— start —

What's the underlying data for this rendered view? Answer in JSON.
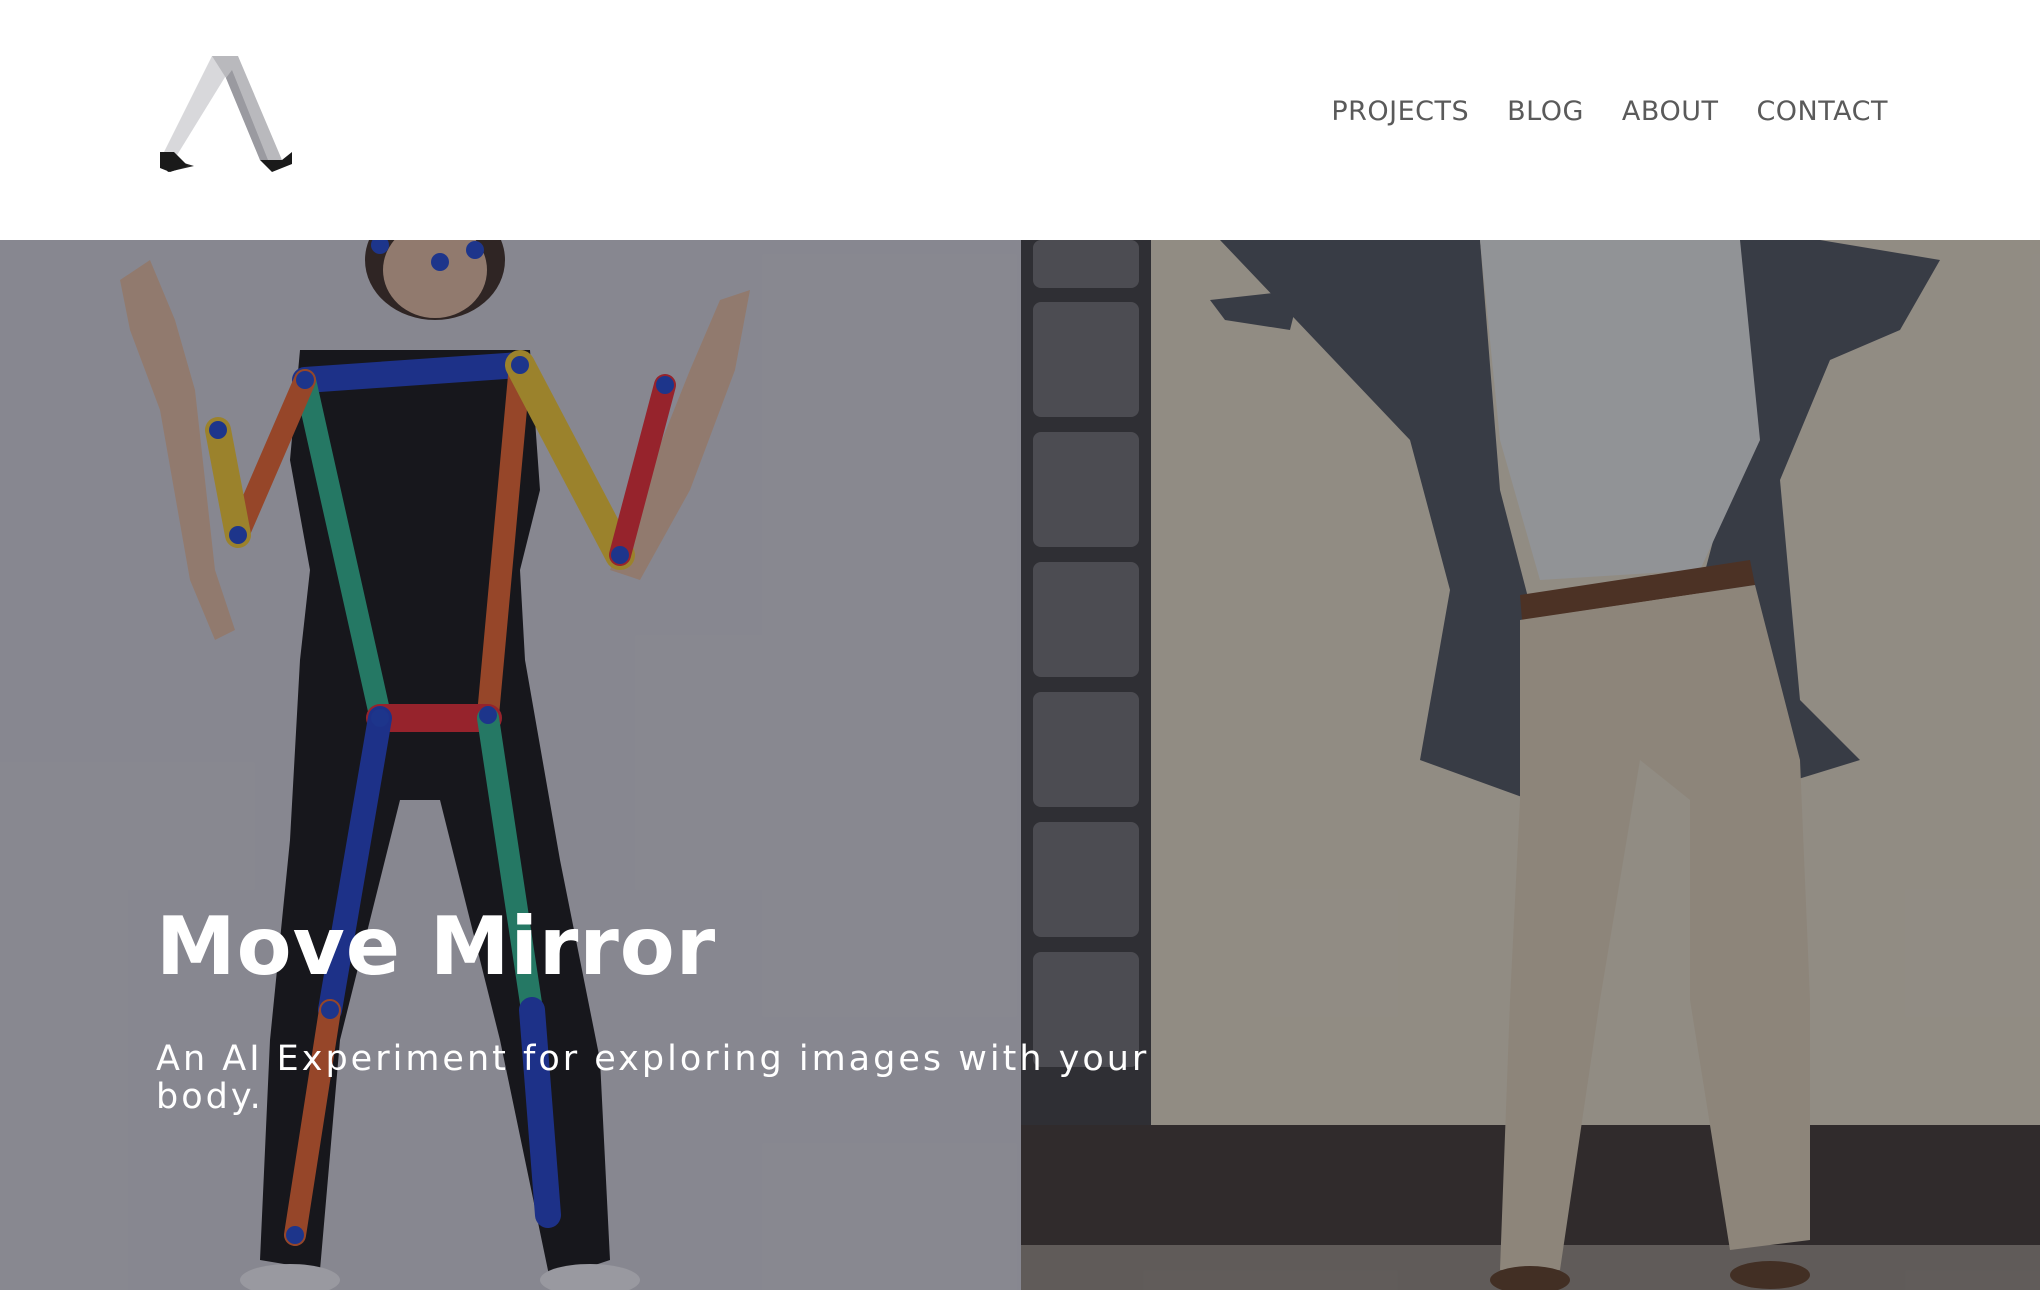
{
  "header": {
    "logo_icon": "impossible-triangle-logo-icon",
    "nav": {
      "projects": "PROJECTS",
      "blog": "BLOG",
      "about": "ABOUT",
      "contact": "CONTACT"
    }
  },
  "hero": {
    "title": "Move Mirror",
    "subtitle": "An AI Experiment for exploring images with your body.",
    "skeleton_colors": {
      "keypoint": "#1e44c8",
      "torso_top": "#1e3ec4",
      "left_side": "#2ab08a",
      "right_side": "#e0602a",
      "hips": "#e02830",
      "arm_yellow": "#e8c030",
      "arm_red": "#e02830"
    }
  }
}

— end —

TASK OBJECTIVE: Every entry must be transcribed exactly. Pictures do not belong in the copy.

COMPLETED TASK:
What's the underlying data for this rendered view? Answer in JSON.
{
  "header": {
    "logo_icon": "impossible-triangle-logo-icon",
    "nav": {
      "projects": "PROJECTS",
      "blog": "BLOG",
      "about": "ABOUT",
      "contact": "CONTACT"
    }
  },
  "hero": {
    "title": "Move Mirror",
    "subtitle": "An AI Experiment for exploring images with your body.",
    "skeleton_colors": {
      "keypoint": "#1e44c8",
      "torso_top": "#1e3ec4",
      "left_side": "#2ab08a",
      "right_side": "#e0602a",
      "hips": "#e02830",
      "arm_yellow": "#e8c030",
      "arm_red": "#e02830"
    }
  }
}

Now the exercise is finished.